WHAT IS REQUIRED — Reproduce the records below; each should match the original exactly.

RECORDS —
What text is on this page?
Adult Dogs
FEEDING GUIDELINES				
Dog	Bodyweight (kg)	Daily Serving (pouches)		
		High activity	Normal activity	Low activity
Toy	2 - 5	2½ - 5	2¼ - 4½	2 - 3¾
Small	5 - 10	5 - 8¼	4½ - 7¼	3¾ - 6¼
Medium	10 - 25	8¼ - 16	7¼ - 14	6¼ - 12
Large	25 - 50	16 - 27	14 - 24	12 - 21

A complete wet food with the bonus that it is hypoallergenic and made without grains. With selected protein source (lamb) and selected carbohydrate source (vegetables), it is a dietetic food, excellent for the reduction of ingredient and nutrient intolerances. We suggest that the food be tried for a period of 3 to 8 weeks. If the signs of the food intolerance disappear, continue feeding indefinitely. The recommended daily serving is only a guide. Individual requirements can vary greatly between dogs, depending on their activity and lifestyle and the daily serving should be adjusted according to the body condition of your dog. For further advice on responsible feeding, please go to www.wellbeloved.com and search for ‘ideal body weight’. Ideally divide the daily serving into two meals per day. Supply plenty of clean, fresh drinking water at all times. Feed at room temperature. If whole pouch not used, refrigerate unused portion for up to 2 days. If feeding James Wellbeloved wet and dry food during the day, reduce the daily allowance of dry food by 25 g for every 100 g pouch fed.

SOLUTION TO THE PROBLEM —
What text is on this page?
Adult Dogs
FEEDING GUIDELINES				
Dog	Bodyweight (kg)	Daily Serving (pouches)		
		High activity	Normal activity	Low activity
Toy	2 - 5	2½ - 5	2¼ - 4½	2 - 3¾
Small	5 - 10	5 - 8¼	4½ - 7¼	3¾ - 6¼
Medium	10 - 25	8¼ - 16	7¼ - 14	6¼ - 12
Large	25 - 50	16 - 27	14 - 24	12 - 21

A complete wet food with the bonus that it is hypoallergenic and made without grains. With selected protein source (lamb) and selected carbohydrate source (vegetables), it is a dietetic food, excellent for the reduction of ingredient and nutrient intolerances. We suggest that the food be tried for a period of 3 to 8 weeks. If the signs of the food intolerance disappear, continue feeding indefinitely. The recommended daily serving is only a guide. Individual requirements can vary greatly between dogs, depending on their activity and lifestyle and the daily serving should be adjusted according to the body condition of your dog. For further advice on responsible feeding, please go to www.wellbeloved.com and search for ‘ideal body weight’. Ideally divide the daily serving into two meals per day. Supply plenty of clean, fresh drinking water at all times. Feed at room temperature. If whole pouch not used, refrigerate unused portion for up to 2 days. If feeding James Wellbeloved wet and dry food during the day, reduce the daily allowance of dry food by 25 g for every 100 g pouch fed.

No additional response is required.